## INPUT MATERIAL

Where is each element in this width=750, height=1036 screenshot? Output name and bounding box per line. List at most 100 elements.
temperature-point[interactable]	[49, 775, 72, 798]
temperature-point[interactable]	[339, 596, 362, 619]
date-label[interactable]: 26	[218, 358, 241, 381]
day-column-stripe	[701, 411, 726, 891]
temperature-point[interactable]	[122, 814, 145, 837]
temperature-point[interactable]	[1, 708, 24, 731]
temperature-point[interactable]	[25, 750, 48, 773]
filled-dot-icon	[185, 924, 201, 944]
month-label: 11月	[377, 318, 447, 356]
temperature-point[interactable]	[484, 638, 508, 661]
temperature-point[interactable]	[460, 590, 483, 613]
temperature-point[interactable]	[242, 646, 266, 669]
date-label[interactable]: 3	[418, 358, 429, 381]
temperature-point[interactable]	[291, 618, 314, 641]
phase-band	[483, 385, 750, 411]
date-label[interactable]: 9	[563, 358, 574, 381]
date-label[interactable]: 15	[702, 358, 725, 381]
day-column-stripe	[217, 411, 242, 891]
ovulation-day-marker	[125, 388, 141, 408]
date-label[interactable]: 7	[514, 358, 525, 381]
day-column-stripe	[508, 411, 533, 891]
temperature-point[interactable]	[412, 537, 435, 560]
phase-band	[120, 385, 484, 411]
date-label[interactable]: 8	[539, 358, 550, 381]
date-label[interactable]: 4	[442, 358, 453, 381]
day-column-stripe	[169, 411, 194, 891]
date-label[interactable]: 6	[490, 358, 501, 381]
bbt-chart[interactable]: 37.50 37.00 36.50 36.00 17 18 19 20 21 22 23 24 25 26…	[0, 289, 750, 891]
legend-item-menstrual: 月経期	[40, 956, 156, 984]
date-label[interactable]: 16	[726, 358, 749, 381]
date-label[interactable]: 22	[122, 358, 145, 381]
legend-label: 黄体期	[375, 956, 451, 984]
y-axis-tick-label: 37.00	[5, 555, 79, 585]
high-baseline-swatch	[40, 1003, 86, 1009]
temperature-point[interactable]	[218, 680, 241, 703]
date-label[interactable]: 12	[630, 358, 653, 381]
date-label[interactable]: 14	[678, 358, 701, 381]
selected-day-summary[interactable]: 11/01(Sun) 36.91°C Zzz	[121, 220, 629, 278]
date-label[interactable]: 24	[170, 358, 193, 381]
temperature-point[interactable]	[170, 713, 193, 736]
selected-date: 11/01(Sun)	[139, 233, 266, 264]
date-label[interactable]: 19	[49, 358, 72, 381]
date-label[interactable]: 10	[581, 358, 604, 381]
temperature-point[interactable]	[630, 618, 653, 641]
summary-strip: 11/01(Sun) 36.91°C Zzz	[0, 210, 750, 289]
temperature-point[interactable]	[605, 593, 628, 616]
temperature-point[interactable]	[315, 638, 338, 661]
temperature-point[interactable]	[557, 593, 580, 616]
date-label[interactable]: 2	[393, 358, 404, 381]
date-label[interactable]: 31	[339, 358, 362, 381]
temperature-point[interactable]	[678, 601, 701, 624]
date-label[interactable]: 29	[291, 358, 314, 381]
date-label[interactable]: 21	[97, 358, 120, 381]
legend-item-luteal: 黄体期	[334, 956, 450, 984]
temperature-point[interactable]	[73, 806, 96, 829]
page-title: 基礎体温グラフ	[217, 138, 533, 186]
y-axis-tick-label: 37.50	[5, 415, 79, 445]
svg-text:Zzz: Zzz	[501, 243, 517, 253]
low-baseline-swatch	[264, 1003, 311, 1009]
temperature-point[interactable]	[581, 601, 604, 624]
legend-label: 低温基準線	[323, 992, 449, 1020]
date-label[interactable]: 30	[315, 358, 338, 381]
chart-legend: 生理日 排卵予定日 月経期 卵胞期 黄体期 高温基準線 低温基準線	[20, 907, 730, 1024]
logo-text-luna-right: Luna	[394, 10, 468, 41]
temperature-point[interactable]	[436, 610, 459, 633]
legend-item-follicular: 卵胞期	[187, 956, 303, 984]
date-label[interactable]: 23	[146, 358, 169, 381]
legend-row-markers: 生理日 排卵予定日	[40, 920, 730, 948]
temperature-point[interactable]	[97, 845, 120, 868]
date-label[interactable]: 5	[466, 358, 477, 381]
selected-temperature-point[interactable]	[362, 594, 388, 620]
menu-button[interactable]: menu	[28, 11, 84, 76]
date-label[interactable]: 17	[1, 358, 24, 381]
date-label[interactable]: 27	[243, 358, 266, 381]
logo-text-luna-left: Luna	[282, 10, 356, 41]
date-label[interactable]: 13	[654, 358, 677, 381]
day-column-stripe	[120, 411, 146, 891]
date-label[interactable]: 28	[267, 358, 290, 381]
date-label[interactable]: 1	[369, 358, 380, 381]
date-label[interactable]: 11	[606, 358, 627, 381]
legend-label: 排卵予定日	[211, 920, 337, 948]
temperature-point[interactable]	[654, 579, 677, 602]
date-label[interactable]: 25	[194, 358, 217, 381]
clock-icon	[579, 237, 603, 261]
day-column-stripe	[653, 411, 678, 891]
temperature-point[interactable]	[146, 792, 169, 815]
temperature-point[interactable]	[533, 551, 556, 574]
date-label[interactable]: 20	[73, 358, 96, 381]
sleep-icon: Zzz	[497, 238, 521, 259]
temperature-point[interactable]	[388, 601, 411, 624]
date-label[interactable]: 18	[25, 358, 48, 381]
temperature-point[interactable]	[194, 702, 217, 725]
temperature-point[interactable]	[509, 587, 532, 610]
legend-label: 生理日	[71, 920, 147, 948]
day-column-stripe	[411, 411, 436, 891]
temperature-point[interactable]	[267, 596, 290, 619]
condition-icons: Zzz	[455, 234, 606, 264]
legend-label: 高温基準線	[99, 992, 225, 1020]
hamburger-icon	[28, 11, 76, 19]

## WRITTEN INSTRUCTION
Copy the records above word for word, from their first line down to and including the line containing "750, 48, 773]".

## RESULT OF THE TASK
Where is each element in this width=750, height=1036 screenshot? Output name and bounding box per line. List at most 100 elements.
temperature-point[interactable]	[49, 775, 72, 798]
temperature-point[interactable]	[339, 596, 362, 619]
date-label[interactable]: 26	[218, 358, 241, 381]
day-column-stripe	[701, 411, 726, 891]
temperature-point[interactable]	[122, 814, 145, 837]
temperature-point[interactable]	[1, 708, 24, 731]
temperature-point[interactable]	[25, 750, 48, 773]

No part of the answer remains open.